[Begin Extracted data]

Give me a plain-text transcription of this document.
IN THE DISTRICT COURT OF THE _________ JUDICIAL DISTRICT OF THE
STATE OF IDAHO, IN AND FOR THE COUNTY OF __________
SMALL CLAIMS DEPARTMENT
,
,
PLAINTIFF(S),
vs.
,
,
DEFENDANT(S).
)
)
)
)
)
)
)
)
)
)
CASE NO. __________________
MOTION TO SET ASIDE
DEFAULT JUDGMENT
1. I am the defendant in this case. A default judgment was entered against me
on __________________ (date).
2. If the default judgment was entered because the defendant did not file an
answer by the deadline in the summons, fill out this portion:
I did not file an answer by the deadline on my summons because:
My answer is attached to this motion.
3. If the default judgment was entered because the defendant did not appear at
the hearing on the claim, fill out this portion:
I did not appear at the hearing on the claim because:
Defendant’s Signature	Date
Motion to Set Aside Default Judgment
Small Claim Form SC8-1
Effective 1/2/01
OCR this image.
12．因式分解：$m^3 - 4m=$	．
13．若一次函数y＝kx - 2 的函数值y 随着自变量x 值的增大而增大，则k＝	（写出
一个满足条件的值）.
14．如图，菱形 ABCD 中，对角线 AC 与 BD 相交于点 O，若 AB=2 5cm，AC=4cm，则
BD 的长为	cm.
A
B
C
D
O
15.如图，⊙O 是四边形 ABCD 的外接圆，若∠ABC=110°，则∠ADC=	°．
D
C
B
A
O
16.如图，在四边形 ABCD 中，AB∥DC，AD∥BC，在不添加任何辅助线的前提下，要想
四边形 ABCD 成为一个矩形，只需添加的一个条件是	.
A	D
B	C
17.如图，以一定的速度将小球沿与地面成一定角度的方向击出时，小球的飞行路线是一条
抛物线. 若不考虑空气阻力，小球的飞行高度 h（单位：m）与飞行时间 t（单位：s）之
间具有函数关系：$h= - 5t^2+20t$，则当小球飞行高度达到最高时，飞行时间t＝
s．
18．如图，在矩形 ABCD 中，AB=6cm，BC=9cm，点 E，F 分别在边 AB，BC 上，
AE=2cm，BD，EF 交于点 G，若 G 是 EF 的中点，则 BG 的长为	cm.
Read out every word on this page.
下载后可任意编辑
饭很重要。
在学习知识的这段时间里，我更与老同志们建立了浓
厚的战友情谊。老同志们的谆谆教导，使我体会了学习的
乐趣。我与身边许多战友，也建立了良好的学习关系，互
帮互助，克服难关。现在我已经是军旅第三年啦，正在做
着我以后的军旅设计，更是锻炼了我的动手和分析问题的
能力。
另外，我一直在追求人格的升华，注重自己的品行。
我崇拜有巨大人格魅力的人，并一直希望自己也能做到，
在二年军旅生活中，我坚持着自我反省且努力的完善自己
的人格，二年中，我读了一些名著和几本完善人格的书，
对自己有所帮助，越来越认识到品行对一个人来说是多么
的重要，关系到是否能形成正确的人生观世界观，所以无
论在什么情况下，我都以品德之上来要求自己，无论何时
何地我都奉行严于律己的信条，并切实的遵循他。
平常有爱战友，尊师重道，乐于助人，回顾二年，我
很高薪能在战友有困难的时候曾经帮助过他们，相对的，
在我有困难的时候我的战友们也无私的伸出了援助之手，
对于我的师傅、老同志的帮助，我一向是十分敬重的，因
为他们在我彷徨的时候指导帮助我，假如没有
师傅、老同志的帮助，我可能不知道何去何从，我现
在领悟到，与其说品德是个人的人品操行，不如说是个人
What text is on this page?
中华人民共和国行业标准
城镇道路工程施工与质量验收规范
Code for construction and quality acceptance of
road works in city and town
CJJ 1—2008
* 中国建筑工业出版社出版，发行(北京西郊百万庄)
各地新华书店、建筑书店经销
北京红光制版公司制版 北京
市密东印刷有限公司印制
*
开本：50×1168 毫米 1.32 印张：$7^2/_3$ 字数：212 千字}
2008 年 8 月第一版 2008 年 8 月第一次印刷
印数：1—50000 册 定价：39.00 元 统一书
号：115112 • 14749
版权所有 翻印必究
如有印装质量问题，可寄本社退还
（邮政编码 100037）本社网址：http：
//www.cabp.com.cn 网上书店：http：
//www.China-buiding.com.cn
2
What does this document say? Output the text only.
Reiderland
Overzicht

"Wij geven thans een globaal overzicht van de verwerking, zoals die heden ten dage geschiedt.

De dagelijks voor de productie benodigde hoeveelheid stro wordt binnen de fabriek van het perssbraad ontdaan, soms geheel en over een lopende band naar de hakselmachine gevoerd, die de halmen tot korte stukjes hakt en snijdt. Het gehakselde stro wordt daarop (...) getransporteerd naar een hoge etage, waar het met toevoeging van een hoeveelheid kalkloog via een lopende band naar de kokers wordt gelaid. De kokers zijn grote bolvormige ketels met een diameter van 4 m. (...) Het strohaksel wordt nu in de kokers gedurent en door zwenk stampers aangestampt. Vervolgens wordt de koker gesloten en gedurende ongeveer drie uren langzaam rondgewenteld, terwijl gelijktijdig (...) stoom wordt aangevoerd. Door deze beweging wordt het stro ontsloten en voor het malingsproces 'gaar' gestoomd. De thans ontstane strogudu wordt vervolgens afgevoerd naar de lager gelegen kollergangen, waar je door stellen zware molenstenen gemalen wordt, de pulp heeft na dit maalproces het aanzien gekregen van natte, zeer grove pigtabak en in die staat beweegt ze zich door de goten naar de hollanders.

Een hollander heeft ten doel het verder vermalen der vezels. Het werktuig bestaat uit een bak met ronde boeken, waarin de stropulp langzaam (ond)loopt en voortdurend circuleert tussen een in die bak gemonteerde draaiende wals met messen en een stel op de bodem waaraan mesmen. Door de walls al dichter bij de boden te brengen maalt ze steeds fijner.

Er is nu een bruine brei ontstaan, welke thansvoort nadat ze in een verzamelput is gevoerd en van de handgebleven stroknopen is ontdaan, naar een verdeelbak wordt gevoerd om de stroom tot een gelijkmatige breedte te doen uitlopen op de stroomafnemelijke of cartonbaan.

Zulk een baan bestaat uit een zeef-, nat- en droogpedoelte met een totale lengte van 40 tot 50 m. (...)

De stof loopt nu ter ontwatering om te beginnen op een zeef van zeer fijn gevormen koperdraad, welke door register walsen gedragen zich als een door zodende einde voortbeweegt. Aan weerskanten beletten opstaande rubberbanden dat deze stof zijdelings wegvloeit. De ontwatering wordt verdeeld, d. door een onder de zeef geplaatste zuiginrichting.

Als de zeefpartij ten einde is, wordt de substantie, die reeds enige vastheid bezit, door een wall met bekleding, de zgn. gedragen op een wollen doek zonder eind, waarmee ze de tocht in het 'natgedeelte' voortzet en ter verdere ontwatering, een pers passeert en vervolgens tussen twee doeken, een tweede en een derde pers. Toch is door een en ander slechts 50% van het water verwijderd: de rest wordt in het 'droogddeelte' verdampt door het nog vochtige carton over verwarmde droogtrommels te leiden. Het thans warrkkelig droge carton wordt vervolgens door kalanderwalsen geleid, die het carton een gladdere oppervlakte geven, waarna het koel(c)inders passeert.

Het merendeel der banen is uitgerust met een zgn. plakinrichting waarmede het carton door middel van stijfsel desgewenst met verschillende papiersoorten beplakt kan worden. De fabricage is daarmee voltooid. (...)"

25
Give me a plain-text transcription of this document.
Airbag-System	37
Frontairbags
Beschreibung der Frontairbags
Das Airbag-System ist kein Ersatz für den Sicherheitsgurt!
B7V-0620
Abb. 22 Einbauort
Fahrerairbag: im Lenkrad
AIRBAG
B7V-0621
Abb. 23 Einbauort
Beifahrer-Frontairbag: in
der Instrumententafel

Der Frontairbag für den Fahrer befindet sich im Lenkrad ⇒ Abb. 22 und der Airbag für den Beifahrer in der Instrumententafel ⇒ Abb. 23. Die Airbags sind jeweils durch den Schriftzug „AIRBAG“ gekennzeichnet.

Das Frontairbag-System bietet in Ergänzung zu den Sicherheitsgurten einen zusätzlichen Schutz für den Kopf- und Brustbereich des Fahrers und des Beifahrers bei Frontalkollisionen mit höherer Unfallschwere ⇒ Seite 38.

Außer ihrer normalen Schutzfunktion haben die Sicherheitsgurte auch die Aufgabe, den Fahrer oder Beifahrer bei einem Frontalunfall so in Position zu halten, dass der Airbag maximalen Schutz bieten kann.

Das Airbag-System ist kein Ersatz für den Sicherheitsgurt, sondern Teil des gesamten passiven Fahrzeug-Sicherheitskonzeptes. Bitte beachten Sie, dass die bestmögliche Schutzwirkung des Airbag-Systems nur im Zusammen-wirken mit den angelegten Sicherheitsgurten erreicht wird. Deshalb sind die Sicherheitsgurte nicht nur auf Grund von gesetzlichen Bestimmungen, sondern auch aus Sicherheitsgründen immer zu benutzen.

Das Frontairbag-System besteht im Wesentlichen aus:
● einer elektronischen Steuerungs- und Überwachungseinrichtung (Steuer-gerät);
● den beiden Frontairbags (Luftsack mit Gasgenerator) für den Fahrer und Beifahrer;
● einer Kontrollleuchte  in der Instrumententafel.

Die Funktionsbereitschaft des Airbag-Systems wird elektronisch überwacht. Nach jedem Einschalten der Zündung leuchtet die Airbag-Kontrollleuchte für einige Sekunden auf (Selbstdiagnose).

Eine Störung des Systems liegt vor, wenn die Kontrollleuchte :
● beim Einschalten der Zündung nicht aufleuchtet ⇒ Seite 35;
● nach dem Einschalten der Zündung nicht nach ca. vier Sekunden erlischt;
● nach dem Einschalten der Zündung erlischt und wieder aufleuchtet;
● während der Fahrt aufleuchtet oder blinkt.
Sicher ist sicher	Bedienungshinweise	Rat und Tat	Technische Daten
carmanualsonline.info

[End Extracted data]

Work to do: Copy out every line holding the string "Seite".

Reply:
Das Frontairbag-System bietet in Ergänzung zu den Sicherheitsgurten einen zusätzlichen Schutz für den Kopf- und Brustbereich des Fahrers und des Beifahrers bei Frontalkollisionen mit höherer Unfallschwere ⇒ Seite 38.
● beim Einschalten der Zündung nicht aufleuchtet ⇒ Seite 35;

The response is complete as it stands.